§ **Exercise description**: Using the listing below, report all lines holding the word "Ebendaraus".

(Dataset entries)
________________________

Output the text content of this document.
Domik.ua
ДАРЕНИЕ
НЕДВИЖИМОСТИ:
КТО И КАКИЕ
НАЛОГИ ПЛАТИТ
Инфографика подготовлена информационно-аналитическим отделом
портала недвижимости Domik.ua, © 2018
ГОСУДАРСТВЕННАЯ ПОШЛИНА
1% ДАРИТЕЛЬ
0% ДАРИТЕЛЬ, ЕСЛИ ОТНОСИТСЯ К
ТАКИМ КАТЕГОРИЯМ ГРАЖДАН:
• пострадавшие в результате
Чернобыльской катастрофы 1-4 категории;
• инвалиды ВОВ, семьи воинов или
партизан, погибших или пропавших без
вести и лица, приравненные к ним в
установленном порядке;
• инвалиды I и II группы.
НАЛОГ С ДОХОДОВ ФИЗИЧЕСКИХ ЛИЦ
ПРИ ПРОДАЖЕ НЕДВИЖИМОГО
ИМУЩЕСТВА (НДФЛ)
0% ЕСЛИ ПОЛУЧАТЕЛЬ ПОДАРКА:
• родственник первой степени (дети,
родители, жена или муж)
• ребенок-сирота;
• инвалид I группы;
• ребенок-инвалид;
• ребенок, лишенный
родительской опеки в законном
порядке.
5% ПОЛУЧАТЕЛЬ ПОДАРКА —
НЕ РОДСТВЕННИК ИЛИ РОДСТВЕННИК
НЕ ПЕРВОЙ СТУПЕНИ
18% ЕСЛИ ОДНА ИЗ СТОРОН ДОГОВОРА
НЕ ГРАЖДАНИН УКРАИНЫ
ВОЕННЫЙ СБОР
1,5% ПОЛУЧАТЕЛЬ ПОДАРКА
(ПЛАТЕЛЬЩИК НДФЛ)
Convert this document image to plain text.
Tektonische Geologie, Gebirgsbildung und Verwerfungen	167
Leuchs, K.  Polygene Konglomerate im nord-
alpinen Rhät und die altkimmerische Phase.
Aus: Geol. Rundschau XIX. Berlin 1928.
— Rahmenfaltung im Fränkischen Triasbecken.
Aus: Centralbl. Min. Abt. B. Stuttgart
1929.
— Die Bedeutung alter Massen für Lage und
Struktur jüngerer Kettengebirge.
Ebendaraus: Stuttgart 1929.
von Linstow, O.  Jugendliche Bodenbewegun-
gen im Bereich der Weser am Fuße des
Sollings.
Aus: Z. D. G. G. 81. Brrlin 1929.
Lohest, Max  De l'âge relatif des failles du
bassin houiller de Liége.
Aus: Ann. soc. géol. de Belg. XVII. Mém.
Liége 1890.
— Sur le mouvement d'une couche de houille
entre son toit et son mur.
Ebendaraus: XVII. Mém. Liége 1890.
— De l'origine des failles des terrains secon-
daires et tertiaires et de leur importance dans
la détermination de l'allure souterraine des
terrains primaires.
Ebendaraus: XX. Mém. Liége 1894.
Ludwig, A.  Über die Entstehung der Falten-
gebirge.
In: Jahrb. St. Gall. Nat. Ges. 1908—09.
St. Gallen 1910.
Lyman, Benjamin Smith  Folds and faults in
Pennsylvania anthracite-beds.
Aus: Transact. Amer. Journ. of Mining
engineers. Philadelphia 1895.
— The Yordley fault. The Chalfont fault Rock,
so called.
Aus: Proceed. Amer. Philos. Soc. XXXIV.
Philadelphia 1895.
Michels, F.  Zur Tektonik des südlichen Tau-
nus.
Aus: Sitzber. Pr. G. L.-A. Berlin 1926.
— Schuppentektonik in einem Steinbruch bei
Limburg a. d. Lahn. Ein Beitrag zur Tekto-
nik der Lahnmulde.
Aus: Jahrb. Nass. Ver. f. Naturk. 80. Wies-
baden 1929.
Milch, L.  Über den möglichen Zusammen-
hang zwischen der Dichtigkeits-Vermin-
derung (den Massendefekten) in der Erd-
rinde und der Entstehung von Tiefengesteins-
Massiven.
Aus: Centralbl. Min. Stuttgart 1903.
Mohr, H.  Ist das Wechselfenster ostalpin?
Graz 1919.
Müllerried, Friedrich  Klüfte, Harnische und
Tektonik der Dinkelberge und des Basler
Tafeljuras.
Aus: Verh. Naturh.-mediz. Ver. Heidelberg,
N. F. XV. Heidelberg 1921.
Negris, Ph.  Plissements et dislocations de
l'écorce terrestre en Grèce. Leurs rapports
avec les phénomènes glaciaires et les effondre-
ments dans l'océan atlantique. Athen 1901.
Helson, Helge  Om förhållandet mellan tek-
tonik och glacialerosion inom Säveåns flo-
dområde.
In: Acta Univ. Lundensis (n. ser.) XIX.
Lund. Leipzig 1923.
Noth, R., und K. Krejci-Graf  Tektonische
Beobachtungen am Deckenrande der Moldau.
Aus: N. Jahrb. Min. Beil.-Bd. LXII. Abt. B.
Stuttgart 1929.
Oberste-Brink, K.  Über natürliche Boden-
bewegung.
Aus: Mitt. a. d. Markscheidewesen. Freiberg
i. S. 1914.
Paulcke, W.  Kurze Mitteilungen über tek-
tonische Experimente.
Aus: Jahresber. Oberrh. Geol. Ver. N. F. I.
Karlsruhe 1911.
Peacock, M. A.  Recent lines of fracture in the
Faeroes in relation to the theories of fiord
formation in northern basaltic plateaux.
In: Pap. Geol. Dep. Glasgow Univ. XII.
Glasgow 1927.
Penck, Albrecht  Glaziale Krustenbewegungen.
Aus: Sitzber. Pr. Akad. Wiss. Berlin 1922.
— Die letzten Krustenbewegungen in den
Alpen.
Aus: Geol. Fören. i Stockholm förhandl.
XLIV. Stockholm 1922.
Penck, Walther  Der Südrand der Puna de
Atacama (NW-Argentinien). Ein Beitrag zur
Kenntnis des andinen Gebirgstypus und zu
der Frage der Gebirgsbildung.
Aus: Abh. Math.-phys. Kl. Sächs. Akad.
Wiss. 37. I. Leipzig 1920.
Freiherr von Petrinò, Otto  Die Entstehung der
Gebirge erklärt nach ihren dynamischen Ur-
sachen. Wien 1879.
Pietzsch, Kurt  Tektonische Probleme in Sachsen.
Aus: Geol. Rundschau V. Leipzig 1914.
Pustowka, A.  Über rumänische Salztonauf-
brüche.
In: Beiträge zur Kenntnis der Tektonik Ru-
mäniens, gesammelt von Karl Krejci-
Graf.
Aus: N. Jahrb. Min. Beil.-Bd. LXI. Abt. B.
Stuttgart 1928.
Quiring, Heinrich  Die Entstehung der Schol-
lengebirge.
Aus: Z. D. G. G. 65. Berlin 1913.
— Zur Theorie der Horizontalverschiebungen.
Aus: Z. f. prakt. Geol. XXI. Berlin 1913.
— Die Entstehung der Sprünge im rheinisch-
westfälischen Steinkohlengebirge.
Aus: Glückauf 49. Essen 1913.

________________________

§ **Answer to the problem**:
Ebendaraus: Stuttgart 1929.
Ebendaraus: XVII. Mém. Liége 1890.
Ebendaraus: XX. Mém. Liége 1894.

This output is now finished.